[Problem to work on]
Copy out each of the lines below word for word, leaving every character and bracketed number unchanged.

[Spatial annotation records]

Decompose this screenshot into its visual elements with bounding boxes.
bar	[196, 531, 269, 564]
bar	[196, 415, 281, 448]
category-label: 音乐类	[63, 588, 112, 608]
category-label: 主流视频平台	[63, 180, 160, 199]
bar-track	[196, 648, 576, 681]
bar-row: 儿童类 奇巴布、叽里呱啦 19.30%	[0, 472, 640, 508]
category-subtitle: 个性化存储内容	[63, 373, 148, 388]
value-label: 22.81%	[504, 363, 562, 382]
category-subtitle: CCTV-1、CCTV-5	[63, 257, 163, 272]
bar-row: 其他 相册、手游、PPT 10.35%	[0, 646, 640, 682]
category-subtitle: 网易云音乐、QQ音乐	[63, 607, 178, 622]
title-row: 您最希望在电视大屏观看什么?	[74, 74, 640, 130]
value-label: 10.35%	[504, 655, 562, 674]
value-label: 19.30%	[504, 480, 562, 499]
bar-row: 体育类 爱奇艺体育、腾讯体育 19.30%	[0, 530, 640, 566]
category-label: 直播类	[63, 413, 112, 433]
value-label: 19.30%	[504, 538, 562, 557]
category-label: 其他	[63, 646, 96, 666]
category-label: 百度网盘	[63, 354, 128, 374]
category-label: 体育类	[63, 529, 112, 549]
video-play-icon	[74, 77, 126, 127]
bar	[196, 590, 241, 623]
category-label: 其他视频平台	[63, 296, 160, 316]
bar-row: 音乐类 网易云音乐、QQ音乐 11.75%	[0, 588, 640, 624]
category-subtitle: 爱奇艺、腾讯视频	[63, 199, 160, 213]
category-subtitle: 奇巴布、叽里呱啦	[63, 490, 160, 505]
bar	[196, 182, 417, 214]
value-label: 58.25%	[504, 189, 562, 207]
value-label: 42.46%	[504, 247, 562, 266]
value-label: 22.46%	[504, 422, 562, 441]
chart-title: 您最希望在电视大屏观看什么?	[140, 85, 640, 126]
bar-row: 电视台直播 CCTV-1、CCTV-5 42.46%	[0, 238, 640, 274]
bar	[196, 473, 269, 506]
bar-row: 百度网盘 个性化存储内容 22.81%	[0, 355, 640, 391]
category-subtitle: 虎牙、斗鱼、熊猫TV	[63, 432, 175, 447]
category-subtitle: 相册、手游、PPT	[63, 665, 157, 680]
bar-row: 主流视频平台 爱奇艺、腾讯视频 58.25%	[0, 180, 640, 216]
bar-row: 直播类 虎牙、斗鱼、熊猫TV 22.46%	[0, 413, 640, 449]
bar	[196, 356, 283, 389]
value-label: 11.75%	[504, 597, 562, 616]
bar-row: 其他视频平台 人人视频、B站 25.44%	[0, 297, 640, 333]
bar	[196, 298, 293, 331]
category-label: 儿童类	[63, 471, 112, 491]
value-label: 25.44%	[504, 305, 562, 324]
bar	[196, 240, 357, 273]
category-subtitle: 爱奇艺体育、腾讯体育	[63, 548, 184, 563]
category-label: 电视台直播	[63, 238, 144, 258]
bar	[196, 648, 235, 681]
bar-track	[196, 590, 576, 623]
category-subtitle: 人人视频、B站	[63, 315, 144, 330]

[Output]
Decompose this screenshot into its visual elements with bounding boxes.
bar	[196, 531, 269, 564]
bar	[196, 415, 281, 448]
category-label: 音乐类	[63, 588, 112, 608]
category-label: 主流视频平台	[63, 180, 160, 199]
bar-track	[196, 648, 576, 681]
bar-row: 儿童类 奇巴布、叽里呱啦 19.30%	[0, 472, 640, 508]
category-subtitle: 个性化存储内容	[63, 373, 148, 388]
value-label: 22.81%	[504, 363, 562, 382]
category-subtitle: CCTV-1、CCTV-5	[63, 257, 163, 272]
bar-row: 其他 相册、手游、PPT 10.35%	[0, 646, 640, 682]
category-subtitle: 网易云音乐、QQ音乐	[63, 607, 178, 622]
title-row: 您最希望在电视大屏观看什么?	[74, 74, 640, 130]
value-label: 10.35%	[504, 655, 562, 674]
value-label: 19.30%	[504, 480, 562, 499]
bar-row: 体育类 爱奇艺体育、腾讯体育 19.30%	[0, 530, 640, 566]
category-label: 直播类	[63, 413, 112, 433]
value-label: 19.30%	[504, 538, 562, 557]
category-label: 其他	[63, 646, 96, 666]
category-label: 百度网盘	[63, 354, 128, 374]
category-label: 体育类	[63, 529, 112, 549]
video-play-icon	[74, 77, 126, 127]
bar	[196, 590, 241, 623]
category-label: 其他视频平台	[63, 296, 160, 316]
bar-row: 音乐类 网易云音乐、QQ音乐 11.75%	[0, 588, 640, 624]
category-subtitle: 爱奇艺、腾讯视频	[63, 199, 160, 213]
category-subtitle: 奇巴布、叽里呱啦	[63, 490, 160, 505]
bar	[196, 182, 417, 214]
value-label: 58.25%	[504, 189, 562, 207]
value-label: 42.46%	[504, 247, 562, 266]
value-label: 22.46%	[504, 422, 562, 441]
chart-title: 您最希望在电视大屏观看什么?	[140, 85, 640, 126]
bar-row: 电视台直播 CCTV-1、CCTV-5 42.46%	[0, 238, 640, 274]
bar	[196, 473, 269, 506]
bar-row: 百度网盘 个性化存储内容 22.81%	[0, 355, 640, 391]
category-subtitle: 虎牙、斗鱼、熊猫TV	[63, 432, 175, 447]
category-subtitle: 相册、手游、PPT	[63, 665, 157, 680]
bar-row: 主流视频平台 爱奇艺、腾讯视频 58.25%	[0, 180, 640, 216]
bar-row: 直播类 虎牙、斗鱼、熊猫TV 22.46%	[0, 413, 640, 449]
bar	[196, 356, 283, 389]
value-label: 11.75%	[504, 597, 562, 616]
bar-row: 其他视频平台 人人视频、B站 25.44%	[0, 297, 640, 333]
bar	[196, 298, 293, 331]
category-label: 儿童类	[63, 471, 112, 491]
value-label: 25.44%	[504, 305, 562, 324]
bar	[196, 240, 357, 273]
category-subtitle: 爱奇艺体育、腾讯体育	[63, 548, 184, 563]
category-label: 电视台直播	[63, 238, 144, 258]
bar	[196, 648, 235, 681]
bar-track	[196, 590, 576, 623]
category-subtitle: 人人视频、B站	[63, 315, 144, 330]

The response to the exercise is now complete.